━━ GIVEN DATA

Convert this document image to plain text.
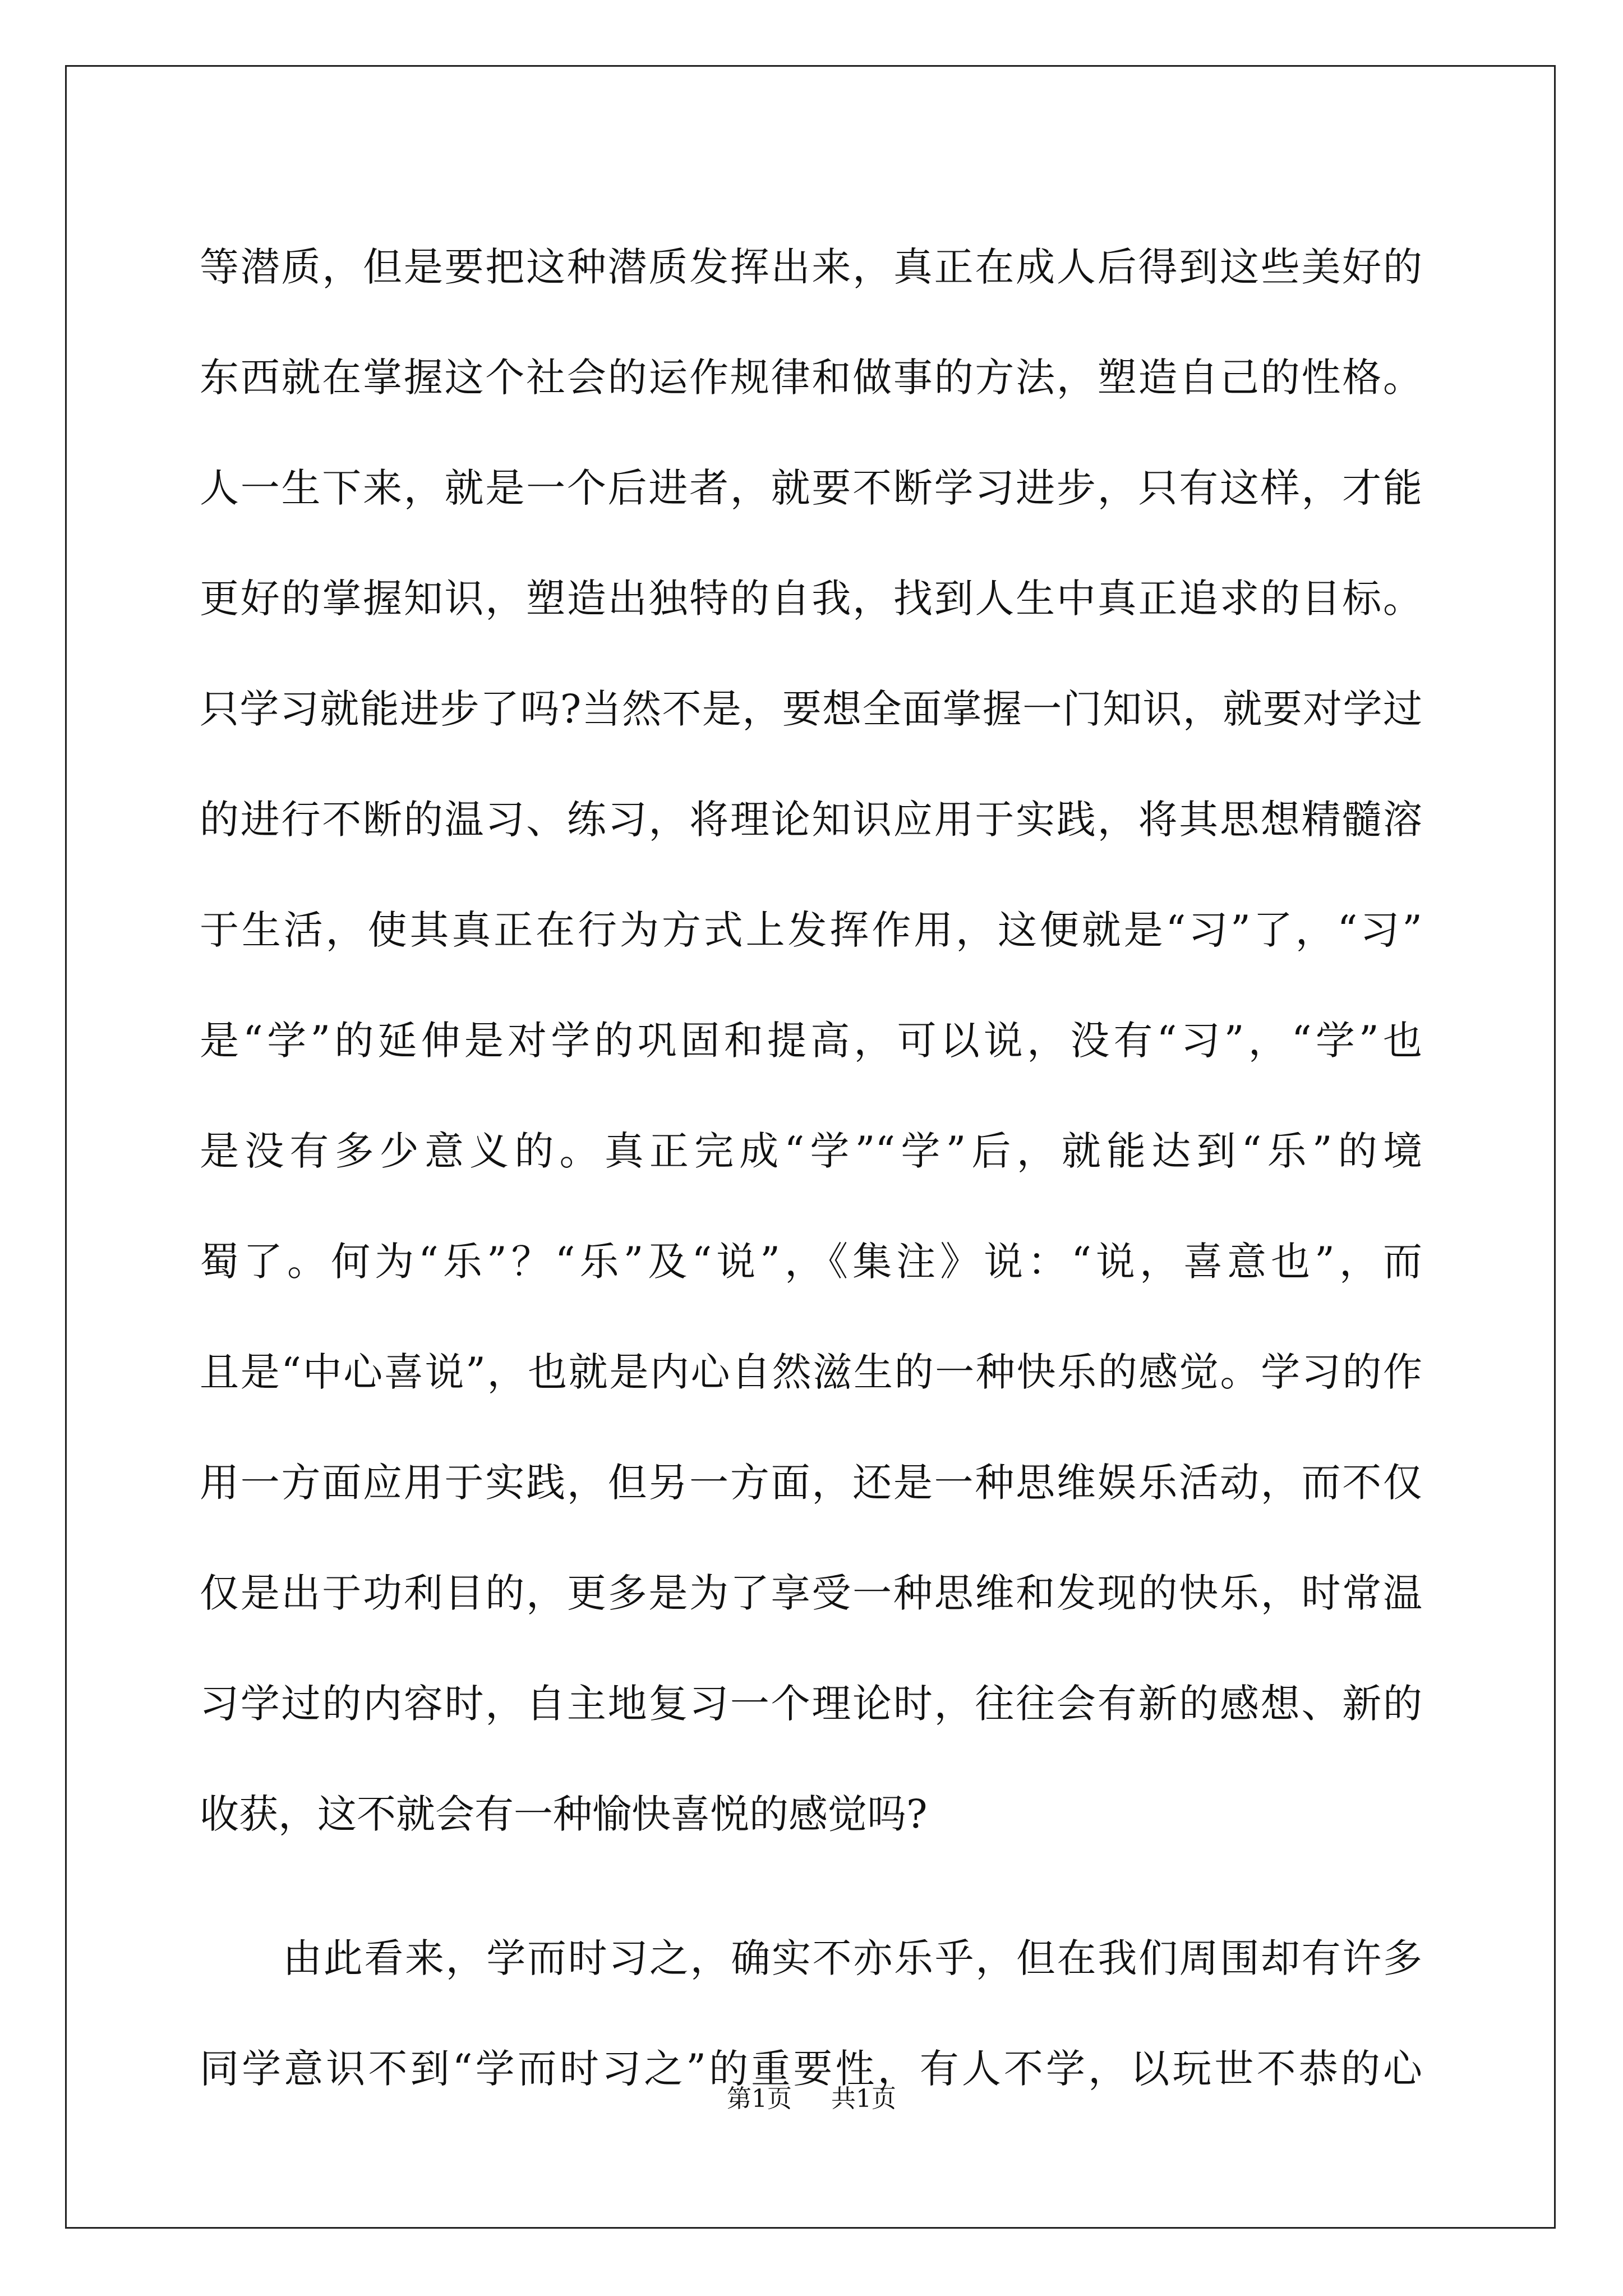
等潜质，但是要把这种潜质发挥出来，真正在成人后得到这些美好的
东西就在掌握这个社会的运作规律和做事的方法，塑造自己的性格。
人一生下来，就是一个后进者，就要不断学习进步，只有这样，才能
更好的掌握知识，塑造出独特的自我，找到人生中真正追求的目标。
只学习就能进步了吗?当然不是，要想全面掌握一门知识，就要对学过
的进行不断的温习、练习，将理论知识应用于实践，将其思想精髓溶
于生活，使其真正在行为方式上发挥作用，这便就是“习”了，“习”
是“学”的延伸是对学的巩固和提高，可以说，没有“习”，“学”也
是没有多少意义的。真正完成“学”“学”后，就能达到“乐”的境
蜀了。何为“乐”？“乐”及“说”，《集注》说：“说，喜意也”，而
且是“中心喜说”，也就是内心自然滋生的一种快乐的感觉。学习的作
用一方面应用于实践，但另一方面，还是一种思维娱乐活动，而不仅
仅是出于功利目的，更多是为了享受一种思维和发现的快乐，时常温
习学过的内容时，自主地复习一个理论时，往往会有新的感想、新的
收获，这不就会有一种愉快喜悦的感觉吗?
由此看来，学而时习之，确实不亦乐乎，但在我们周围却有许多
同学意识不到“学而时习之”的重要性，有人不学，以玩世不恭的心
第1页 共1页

━━━━

WHAT THE EXERCISE ASKS —
Show the lines from the data above that contain the string "学而时习之".

RESPONSE —
由此看来，学而时习之，确实不亦乐乎，但在我们周围却有许多
同学意识不到“学而时习之”的重要性，有人不学，以玩世不恭的心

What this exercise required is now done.